— BEGIN SOURCE PASSAGE —
Kaplan maintains that there are three dominant stances to what she describes as the ‘Madonna phenomenon’: the first she identifies as ‘perversion’, which she defines as the somewhat censorial attitude to Madonna by a number of countries including the US; the second is identified as ‘repression’; and the third as subversion. Many of Madonna’s videos and performances have been censored, sometimes even by the conglomerates which paid for the advertisement. Kaplan cites the case of the video/advertisement Like a Prayer, for which Madonna had been paid US$5 million which was subsequently censored by Pepsi-Cola. In addition, the video Justify My Love was censored by MTV and the Blond Ambition Tour was censored in some US cities. As Kaplan (1993:152) notes, the responses present Madonna ‘as a cheap exhibitionist at best, a pervert at worst’ and the media generally seem ‘unaware of the level of fantasy within which Madonna explicitly works’.
The second response to Madonna is ‘repression’. In this category Kaplan frames the ‘Madonna phenomenon’ within a wider discussion of psychoanalytic theory. Kaplan draws on the work of Freud, Lacan and Laura Mulvey (1975, 1991), to explain the implications of this concept. She cites Mulvey’s (1991) essay ‘Xala and Fetishism’ to show how an abstracted quality ‘(eroticism, status, power) is added to a material thing (the object to be consumed)’ and combines this with an analysis of Freud’s concept of fetishism. Kaplan (1993:152) maintains that this partly explains ‘the attraction of icons like Madonna who cover over or stand in for castration anxiety’.
Kaplan outlines the concept of ‘fetishism’ as developed in Mulvey’s (1975) work:
Freud’s theory of the fetish was the most semiotic of the perversions because the fetishist focuses on the sign (the shoe, the fur collar) that replaces the actual object…Within the Lacanian framework, men and women alike, if for different reasons, desire the phallus. Stars like Madonna fill this space of desire—this gap that constitutes the subject in desire for an object.
(Kaplan 1993:152)
— END SOURCE PASSAGE —
— BEGIN ROWS —
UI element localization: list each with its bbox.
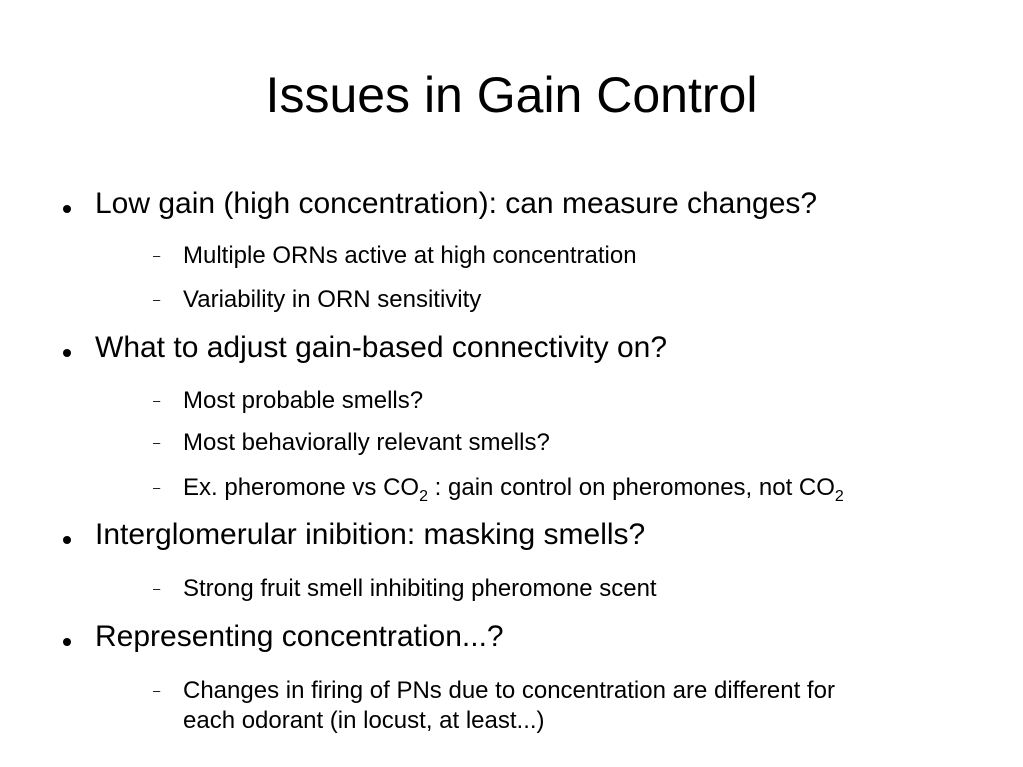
bullet-text: Interglomerular inibition: masking smells? [95,518,646,551]
subscript-2: 2 [419,488,429,505]
dash-icon: – [153,581,161,596]
dash-icon: – [153,292,161,307]
bullet-text: Representing concentration...? [95,620,504,653]
bullet-dot-icon [63,349,71,357]
bullet-dot-icon [63,205,71,213]
sub-text: Variability in ORN sensitivity [183,286,482,313]
bullet-dot-icon [63,638,71,646]
sub-text: Changes in firing of PNs due to concentration are different for [183,677,835,704]
sub-text: each odorant (in locust, at least...) [183,707,545,734]
sub-text: Strong fruit smell inhibiting pheromone scent [183,575,657,602]
sub-text: Most behaviorally relevant smells? [183,429,550,456]
sub-text [183,473,844,503]
sub-text: Most probable smells? [183,387,424,414]
bullet-text: What to adjust gain-based connectivity on? [95,331,668,364]
subscript-2: 2 [834,488,844,505]
dash-icon: – [153,435,161,450]
dash-icon: – [153,683,161,698]
bullet-dot-icon [63,536,71,544]
sub-text: Multiple ORNs active at high concentration [183,242,637,269]
dash-icon: – [153,248,161,263]
co2-text-part-2: : gain control on pheromones, not CO [428,474,835,501]
co2-text-part-1: Ex. pheromone vs CO [183,474,420,501]
slide-title: Issues in Gain Control [265,67,758,123]
bullet-text: Low gain (high concentration): can measure changes? [95,187,818,220]
dash-icon: – [153,480,161,495]
dash-icon: – [153,393,161,408]
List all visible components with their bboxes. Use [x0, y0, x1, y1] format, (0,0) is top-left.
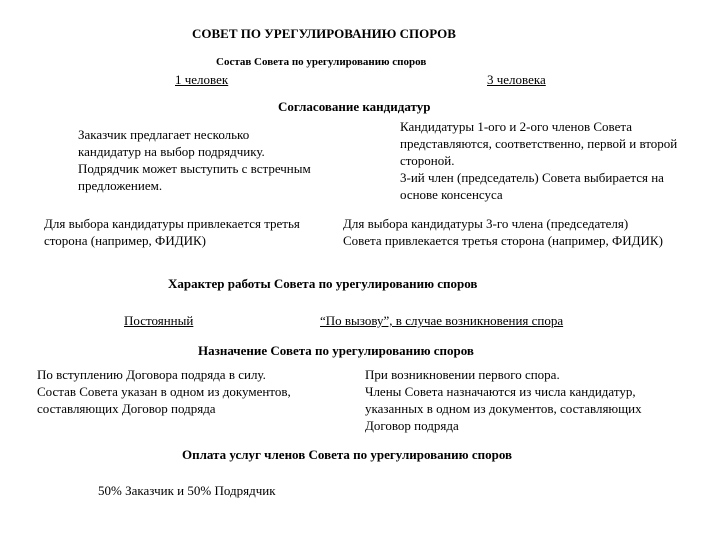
appointment-right: При возникновении первого спора. Члены Совета назначаются из числа кандидатур, указанных в одном из документов, составляющих Договор подряда — [365, 367, 642, 433]
approval-left: Заказчик предлагает несколько кандидатур на выбор подрядчику. Подрядчик может выступить с встречным предложением. — [78, 127, 311, 193]
composition-left: 1 человек — [175, 72, 229, 87]
payment-text: 50% Заказчик и 50% Подрядчик — [98, 483, 276, 498]
approval-left-bottom: Для выбора кандидатуры привлекается третья сторона (например, ФИДИК) — [44, 216, 300, 248]
composition-right: 3 человека — [487, 72, 546, 87]
nature-heading: Характер работы Совета по урегулированию споров — [168, 276, 478, 291]
approval-right: Кандидатуры 1-ого и 2-ого членов Совета представляются, соответственно, первой и второй стороной. 3-ий член (председатель) Совета выбирается на основе консенсуса — [400, 119, 678, 202]
page-title: СОВЕТ ПО УРЕГУЛИРОВАНИЮ СПОРОВ — [192, 26, 456, 41]
approval-right-bottom: Для выбора кандидатуры 3-го члена (председателя) Совета привлекается третья сторона (например, ФИДИК) — [343, 216, 663, 248]
nature-left: Постоянный — [124, 313, 194, 328]
appointment-heading: Назначение Совета по урегулированию споров — [198, 343, 474, 358]
appointment-left: По вступлению Договора подряда в силу. Состав Совета указан в одном из документов, составляющих Договор подряда — [37, 367, 291, 416]
nature-right: “По вызову”, в случае возникновения спора — [320, 313, 564, 328]
approval-heading: Согласование кандидатур — [278, 99, 431, 114]
composition-heading: Состав Совета по урегулированию споров — [216, 56, 427, 68]
payment-heading: Оплата услуг членов Совета по урегулированию споров — [182, 447, 513, 462]
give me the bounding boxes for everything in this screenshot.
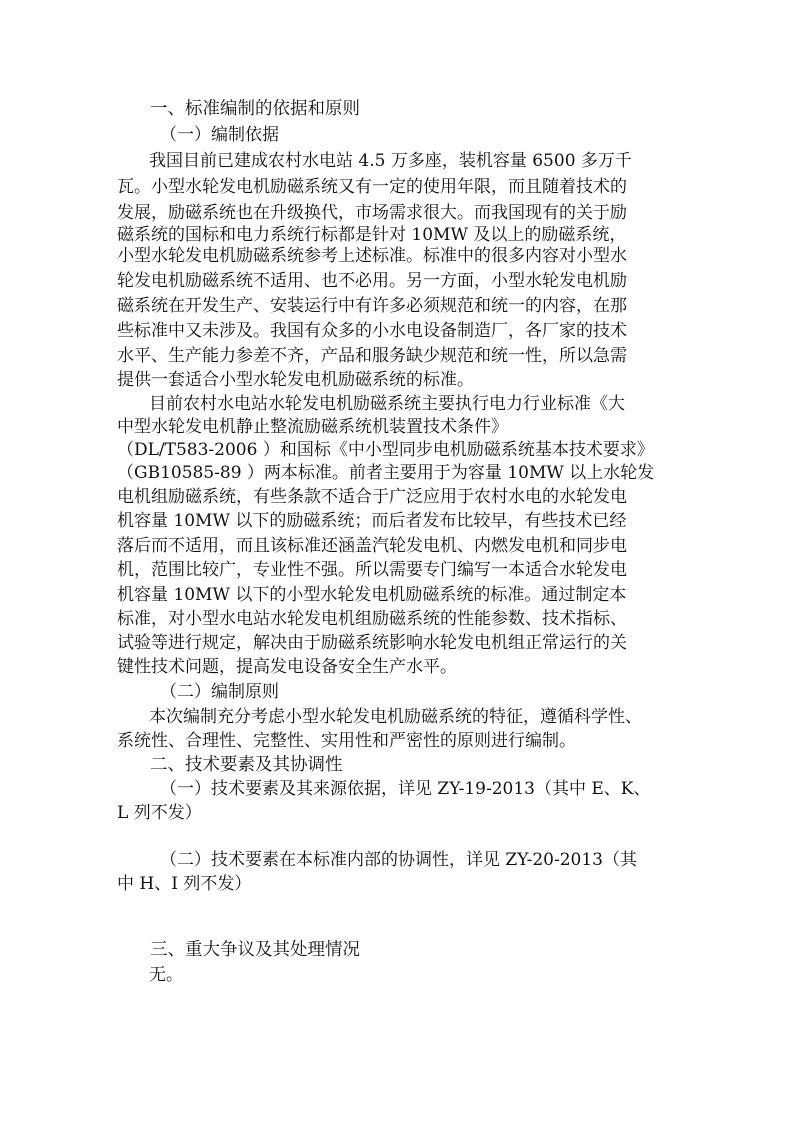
paragraph-line: 瓦。小型水轮发电机励磁系统又有一定的使用年限，而且随着技术的: [117, 177, 627, 197]
section-1-heading: 一、标准编制的依据和原则: [150, 99, 360, 119]
section-1-subheading-principles: （二）编制原则: [160, 682, 279, 702]
section-3-heading: 三、重大争议及其处理情况: [150, 940, 360, 960]
paragraph-line: 机，范围比较广，专业性不强。所以需要专门编写一本适合水轮发电: [117, 560, 627, 580]
paragraph-line: 小型水轮发电机励磁系统参考上述标准。标准中的很多内容对小型水: [117, 246, 627, 266]
paragraph-line: 落后而不适用，而且该标准还涵盖汽轮发电机、内燃发电机和同步电: [117, 536, 627, 556]
paragraph-line: 提供一套适合小型水轮发电机励磁系统的标准。: [117, 370, 474, 390]
paragraph-line: 发展，励磁系统也在升级换代，市场需求很大。而我国现有的关于励: [117, 203, 627, 223]
paragraph-line: 系统性、合理性、完整性、实用性和严密性的原则进行编制。: [117, 731, 576, 751]
paragraph-line: 机容量 10MW 以下的小型水轮发电机励磁系统的标准。通过制定本: [117, 585, 627, 605]
section-2-heading: 二、技术要素及其协调性: [150, 755, 343, 775]
paragraph-line: 无。: [149, 965, 183, 985]
paragraph-line: （DL/T583-2006 ）和国标《中小型同步电机励磁系统基本技术要求》: [117, 440, 654, 460]
paragraph-line: 中型水轮发电机静止整流励磁系统机装置技术条件》: [117, 417, 508, 437]
paragraph-line: 电机组励磁系统，有些条款不适合于广泛应用于农村水电的水轮发电: [117, 487, 627, 507]
section-1-subheading-basis: （一）编制依据: [160, 125, 279, 145]
paragraph-line: 目前农村水电站水轮发电机励磁系统主要执行电力行业标准《大: [149, 394, 625, 414]
paragraph-line: （一）技术要素及其来源依据，详见 ZY-19-2013（其中 E、K、: [160, 779, 651, 799]
paragraph-line: （二）技术要素在本标准内部的协调性，详见 ZY-20-2013（其: [160, 850, 637, 870]
paragraph-line: 轮发电机励磁系统不适用、也不必用。另一方面，小型水轮发电机励: [117, 271, 627, 291]
paragraph-line: L 列不发）: [117, 803, 202, 823]
paragraph-line: 本次编制充分考虑小型水轮发电机励磁系统的特征，遵循科学性、: [149, 707, 642, 727]
paragraph-line: 试验等进行规定，解决由于励磁系统影响水轮发电机组正常运行的关: [117, 633, 627, 653]
paragraph-line: 磁系统的国标和电力系统行标都是针对 10MW 及以上的励磁系统，: [117, 225, 627, 245]
paragraph-line: 标准，对小型水电站水轮发电机组励磁系统的性能参数、技术指标、: [117, 609, 627, 629]
paragraph-line: 键性技术问题，提高发电设备安全生产水平。: [117, 657, 457, 677]
paragraph-line: （GB10585-89 ）两本标准。前者主要用于为容量 10MW 以上水轮发: [117, 463, 655, 483]
paragraph-line: 中 H、I 列不发）: [117, 874, 252, 894]
paragraph-line: 水平、生产能力参差不齐，产品和服务缺少规范和统一性，所以急需: [117, 346, 627, 366]
paragraph-line: 些标准中又未涉及。我国有众多的小水电设备制造厂，各厂家的技术: [117, 321, 627, 341]
paragraph-line: 磁系统在开发生产、安装运行中有许多必须规范和统一的内容，在那: [117, 296, 627, 316]
paragraph-line: 机容量 10MW 以下的励磁系统；而后者发布比较早，有些技术已经: [117, 511, 627, 531]
paragraph-line: 我国目前已建成农村水电站 4.5 万多座，装机容量 6500 多万千: [149, 151, 632, 171]
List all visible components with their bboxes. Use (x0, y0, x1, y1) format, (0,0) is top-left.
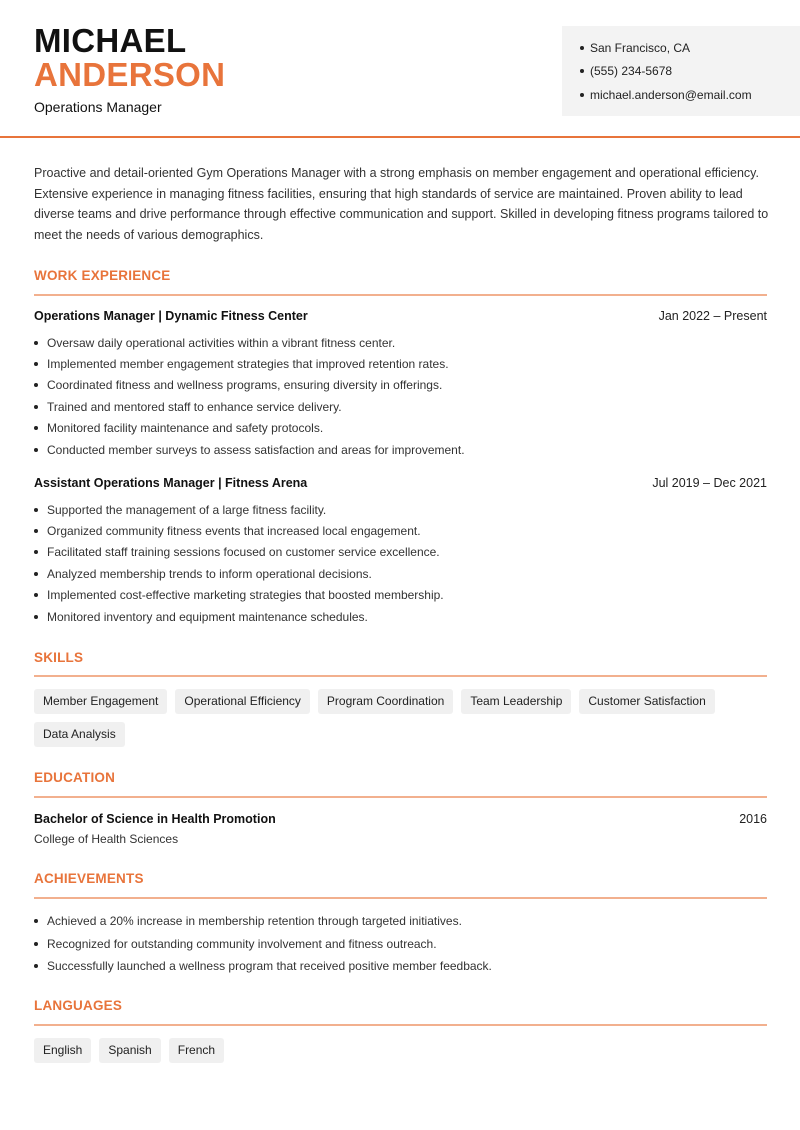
language-chip: Spanish (99, 1038, 160, 1063)
list-item (34, 439, 465, 460)
contact-box (562, 26, 800, 116)
list-item (34, 499, 444, 520)
bullet-icon (34, 341, 38, 345)
language-chip: English (34, 1038, 91, 1063)
list-item (34, 418, 465, 439)
bullet-text: Analyzed membership trends to inform operational decisions. (47, 566, 372, 581)
bullet-icon (34, 942, 38, 946)
bullet-text: Oversaw daily operational activities within a vibrant fitness center. (47, 335, 396, 350)
bullet-icon (34, 426, 38, 430)
bullet-icon (34, 383, 38, 387)
job-title: Operations Manager (34, 99, 162, 115)
skill-chip: Team Leadership (461, 689, 571, 714)
list-item (34, 585, 444, 606)
education-degree: Bachelor of Science in Health Promotion (34, 812, 276, 826)
list-item (34, 563, 444, 584)
bullet-icon (34, 919, 38, 923)
bullet-icon (34, 362, 38, 366)
list-item (34, 520, 444, 541)
bullet-text: Supported the management of a large fitness facility. (47, 502, 327, 517)
location-text: San Francisco, CA (590, 40, 691, 55)
bullet-text: Implemented member engagement strategies that improved retention rates. (47, 357, 449, 372)
job-heading: Operations Manager | Dynamic Fitness Center (34, 309, 308, 323)
bullet-text: Implemented cost-effective marketing strategies that boosted membership. (47, 588, 444, 603)
list-item (34, 910, 492, 933)
bullet-text: Achieved a 20% increase in membership retention through targeted initiatives. (47, 914, 462, 929)
job-bullets (34, 332, 465, 460)
bullet-text: Recognized for outstanding community involvement and fitness outreach. (47, 936, 437, 951)
bullet-icon (34, 448, 38, 452)
skill-chip: Customer Satisfaction (579, 689, 714, 714)
bullet-icon (34, 593, 38, 597)
bullet-text: Monitored inventory and equipment maintenance schedules. (47, 609, 368, 624)
section-title-education: EDUCATION (34, 770, 116, 785)
first-name: MICHAEL (34, 22, 187, 59)
bullet-text: Trained and mentored staff to enhance service delivery. (47, 399, 342, 414)
summary-paragraph: Proactive and detail-oriented Gym Operations Manager with a strong emphasis on member engagement and operational efficiency. Extensive experience in managing fitness facilities, ensuring that high standards of service are maintained. Proven ability to lead diverse teams and drive performance through effective communication and support. Skilled in developing fitness programs tailored to meet the needs of various demographics. (34, 166, 769, 242)
bullet-text: Monitored facility maintenance and safety protocols. (47, 421, 324, 436)
skills-list (34, 689, 774, 747)
bullet-text: Facilitated staff training sessions focused on customer service excellence. (47, 545, 440, 560)
list-item (34, 542, 444, 563)
bullet-icon (34, 964, 38, 968)
bullet-text: Successfully launched a wellness program that received positive member feedback. (47, 959, 492, 974)
bullet-icon (34, 405, 38, 409)
bullet-text: Organized community fitness events that increased local engagement. (47, 524, 421, 539)
education-school: College of Health Sciences (34, 832, 179, 846)
bullet-icon (34, 508, 38, 512)
skill-chip: Program Coordination (318, 689, 453, 714)
email-text: michael.anderson@email.com (590, 87, 752, 102)
list-item (34, 353, 465, 374)
bullet-text: Coordinated fitness and wellness programs, ensuring diversity in offerings. (47, 378, 443, 393)
section-title-work: WORK EXPERIENCE (34, 268, 171, 283)
contact-location (580, 36, 800, 60)
education-year: 2016 (739, 812, 767, 826)
languages-list (34, 1038, 774, 1063)
section-divider (34, 897, 767, 899)
achievements-list (34, 910, 492, 978)
section-divider (34, 1024, 767, 1026)
section-title-languages: LANGUAGES (34, 998, 123, 1013)
section-title-achievements: ACHIEVEMENTS (34, 871, 144, 886)
bullet-text: Conducted member surveys to assess satisfaction and areas for improvement. (47, 442, 465, 457)
bullet-icon (34, 529, 38, 533)
job-dates: Jan 2022 – Present (658, 309, 767, 323)
contact-phone (580, 60, 800, 84)
bullet-icon (580, 46, 584, 50)
list-item (34, 396, 465, 417)
phone-text: (555) 234-5678 (590, 64, 673, 79)
list-item (34, 955, 492, 978)
bullet-icon (580, 69, 584, 73)
job-dates: Jul 2019 – Dec 2021 (652, 476, 767, 490)
contact-email (580, 83, 800, 107)
skill-chip: Operational Efficiency (175, 689, 310, 714)
bullet-icon (34, 550, 38, 554)
job-bullets (34, 499, 444, 627)
section-divider (34, 675, 767, 677)
last-name: ANDERSON (34, 56, 226, 93)
resume-header (0, 0, 800, 138)
list-item (34, 606, 444, 627)
skill-chip: Data Analysis (34, 722, 125, 747)
job-entry-header (34, 476, 767, 490)
section-title-skills: SKILLS (34, 650, 84, 665)
language-chip: French (169, 1038, 224, 1063)
job-entry-header (34, 309, 767, 323)
section-divider (34, 294, 767, 296)
skill-chip: Member Engagement (34, 689, 167, 714)
section-divider (34, 796, 767, 798)
list-item (34, 332, 465, 353)
list-item (34, 933, 492, 956)
job-heading: Assistant Operations Manager | Fitness Arena (34, 476, 308, 490)
bullet-icon (34, 572, 38, 576)
list-item (34, 375, 465, 396)
bullet-icon (34, 615, 38, 619)
bullet-icon (580, 93, 584, 97)
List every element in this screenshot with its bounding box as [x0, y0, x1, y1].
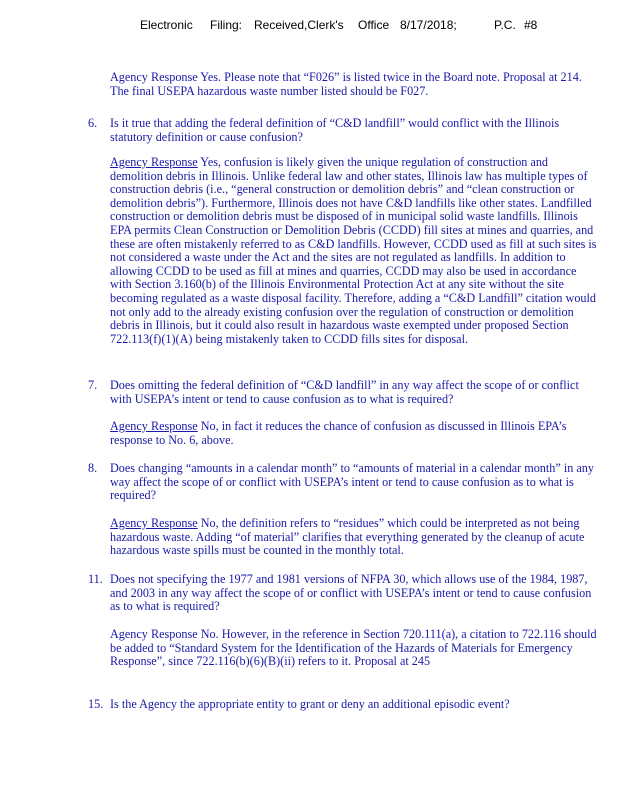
— END ROWS —
* WHAT TO WORK ON *
(1) Using the passage on Kaplan and Madonna, mark each statement yes or no. Quote the words from the passage that settle it. (a) Pepsi-Cola censored the Like a Prayer video. (b) Kaplan identifies five dominant stances to the "Madonna phenomenon." (c) MTV censored the Blond Ambition Tour.
(2) According to the passage on Kaplan and Madonna, how much was Madonna paid for Like a Prayer?
(3) Continue the passage on Kaplan and Madonna from its last sentence.

* PER-TASK OUTPUTS *
(1)
(a) Yes: "which was subsequently censored by Pepsi-Cola"
(b) No: "there are three dominant stances"
(c) No: "the video Justify My Love was censored by MTV and the Blond Ambition Tour was censored in some US cities"

(2) US$5 million.

(3)
The third dimension, and one which has resonance in the context of the debate around Madonna as a potential ‘site of resistance’, is ‘subversion’. One of the problems inherent in the concept of subversion is that it keeps ‘binarisms intact’. Kaplan (1993:156) points out that the ‘approach leaves untouched the notion of individual subjects. It entails deciding.. .if Madonna subverts the patriarchal feminine by unmasking it or whether she ultimately reinscribes the patriarchal feminine by allowing her body to be recuperated for voyeurism.’
A second approach to understanding Madonna’s subversive potential can be found inJudith Butler’s (1990a) theory of ‘parodic performance’. As Kaplan notes,
Butler’s notion of challenging binary constructs through parodic play with gender stereotypes in gay, trans-sexual and carnivalesque reversals is attractive.
In many ways Madonna would seem to precisely embody what Butler believes is the most useful future strategy to avoid oppressive binary ‘engendering’.
(Kaplan 1993:156)
Butler works through a number of possibilities for subverting and displacing ‘naturalized and reified notions of gender that support masculine hegemony and heterosexist power, to make gender trouble’ (Butler 1990a:33-34). In order to do this Butler suggests a process of ‘mobilization, subversive confusion and proliferation of precisely those constitutive categories that seek to keep gender in its place’ (ibid.). One of the limitations of Butler’s approach is that, as with many feminist theorists interested to ‘unpack’ issues of identity and subjectivity, she does not engage with cultural texts. However Kaplan contends that many of Madonna’s videos can be seen within the context of Butler’s mobilisation of strategies of subversion of ‘constitutive categories of gender’ (ibid).
Kaplan provides a range of examples from Madonna’s work which she claims force the viewer to question and challenge gender constructions. She notes that
The cross-dressing in videos like Express Yourself, the shocking violation of conventional sexual representations on prime-time television in Justify My Love…the constant parody through exaggeration of pornographic symbols in Open Your Heart and then throughout the Blond Ambition performance — these are just some of the ways in which Madonna has increasingly subverted dominant gender categories.
(Kaplan 1993:157)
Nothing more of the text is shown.